→ RAW RECORDS
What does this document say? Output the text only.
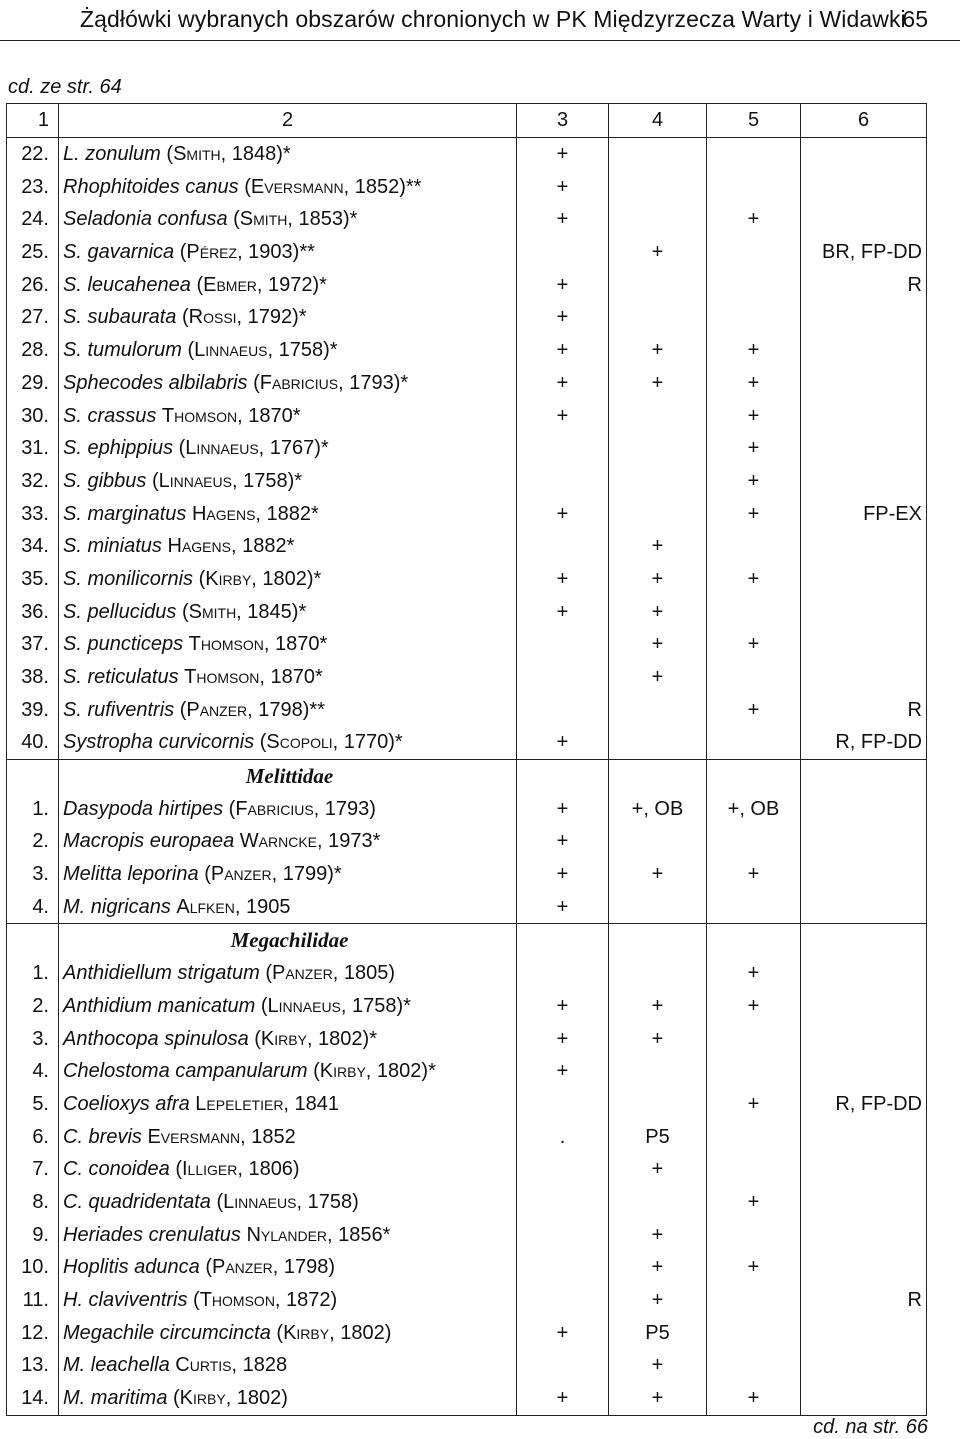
Żądłówki wybranych obszarów chronionych w PK Międzyrzecza Warty i Widawki
65
cd. ze str. 64
1	2	3	4	5	6
22.	L. zonulum (Smith, 1848)*	+			
23.	Rhophitoides canus (Eversmann, 1852)**	+			
24.	Seladonia confusa (Smith, 1853)*	+		+	
25.	S. gavarnica (Pérez, 1903)**		+		BR, FP-DD
26.	S. leucahenea (Ebmer, 1972)*	+			R
27.	S. subaurata (Rossi, 1792)*	+			
28.	S. tumulorum (Linnaeus, 1758)*	+	+	+	
29.	Sphecodes albilabris (Fabricius, 1793)*	+	+	+	
30.	S. crassus Thomson, 1870*	+		+	
31.	S. ephippius (Linnaeus, 1767)*			+	
32.	S. gibbus (Linnaeus, 1758)*			+	
33.	S. marginatus Hagens, 1882*	+		+	FP-EX
34.	S. miniatus Hagens, 1882*		+		
35.	S. monilicornis (Kirby, 1802)*	+	+	+	
36.	S. pellucidus (Smith, 1845)*	+	+		
37.	S. puncticeps Thomson, 1870*		+	+	
38.	S. reticulatus Thomson, 1870*		+		
39.	S. rufiventris (Panzer, 1798)**			+	R
40.	Systropha curvicornis (Scopoli, 1770)*	+			R, FP-DD

	Melittidae				

1.	Dasypoda hirtipes (Fabricius, 1793)	+	+, OB	+, OB	
2.	Macropis europaea Warncke, 1973*	+			
3.	Melitta leporina (Panzer, 1799)*	+	+	+	
4.	M. nigricans Alfken, 1905	+			

	Megachilidae				

1.	Anthidiellum strigatum (Panzer, 1805)			+	
2.	Anthidium manicatum (Linnaeus, 1758)*	+	+	+	
3.	Anthocopa spinulosa (Kirby, 1802)*	+	+		
4.	Chelostoma campanularum (Kirby, 1802)*	+			
5.	Coelioxys afra Lepeletier, 1841			+	R, FP-DD
6.	C. brevis Eversmann, 1852	.	P5		
7.	C. conoidea (Illiger, 1806)		+		
8.	C. quadridentata (Linnaeus, 1758)			+	
9.	Heriades crenulatus Nylander, 1856*		+		
10.	Hoplitis adunca (Panzer, 1798)		+	+	
11.	H. claviventris (Thomson, 1872)		+		R
12.	Megachile circumcincta (Kirby, 1802)	+	P5		
13.	M. leachella Curtis, 1828		+		
14.	M. maritima (Kirby, 1802)	+	+	+	
cd. na str. 66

→ TASK
Make an exact copy of the records shown above, without the pictures.

→ EXERCISE OUTPUT
What does this document say? Output the text only.
Żądłówki wybranych obszarów chronionych w PK Międzyrzecza Warty i Widawki
65
cd. ze str. 64
1	2	3	4	5	6
22.	L. zonulum (Smith, 1848)*	+			
23.	Rhophitoides canus (Eversmann, 1852)**	+			
24.	Seladonia confusa (Smith, 1853)*	+		+	
25.	S. gavarnica (Pérez, 1903)**		+		BR, FP-DD
26.	S. leucahenea (Ebmer, 1972)*	+			R
27.	S. subaurata (Rossi, 1792)*	+			
28.	S. tumulorum (Linnaeus, 1758)*	+	+	+	
29.	Sphecodes albilabris (Fabricius, 1793)*	+	+	+	
30.	S. crassus Thomson, 1870*	+		+	
31.	S. ephippius (Linnaeus, 1767)*			+	
32.	S. gibbus (Linnaeus, 1758)*			+	
33.	S. marginatus Hagens, 1882*	+		+	FP-EX
34.	S. miniatus Hagens, 1882*		+		
35.	S. monilicornis (Kirby, 1802)*	+	+	+	
36.	S. pellucidus (Smith, 1845)*	+	+		
37.	S. puncticeps Thomson, 1870*		+	+	
38.	S. reticulatus Thomson, 1870*		+		
39.	S. rufiventris (Panzer, 1798)**			+	R
40.	Systropha curvicornis (Scopoli, 1770)*	+			R, FP-DD

	Melittidae				

1.	Dasypoda hirtipes (Fabricius, 1793)	+	+, OB	+, OB	
2.	Macropis europaea Warncke, 1973*	+			
3.	Melitta leporina (Panzer, 1799)*	+	+	+	
4.	M. nigricans Alfken, 1905	+			

	Megachilidae				

1.	Anthidiellum strigatum (Panzer, 1805)			+	
2.	Anthidium manicatum (Linnaeus, 1758)*	+	+	+	
3.	Anthocopa spinulosa (Kirby, 1802)*	+	+		
4.	Chelostoma campanularum (Kirby, 1802)*	+			
5.	Coelioxys afra Lepeletier, 1841			+	R, FP-DD
6.	C. brevis Eversmann, 1852	.	P5		
7.	C. conoidea (Illiger, 1806)		+		
8.	C. quadridentata (Linnaeus, 1758)			+	
9.	Heriades crenulatus Nylander, 1856*		+		
10.	Hoplitis adunca (Panzer, 1798)		+	+	
11.	H. claviventris (Thomson, 1872)		+		R
12.	Megachile circumcincta (Kirby, 1802)	+	P5		
13.	M. leachella Curtis, 1828		+		
14.	M. maritima (Kirby, 1802)	+	+	+	
cd. na str. 66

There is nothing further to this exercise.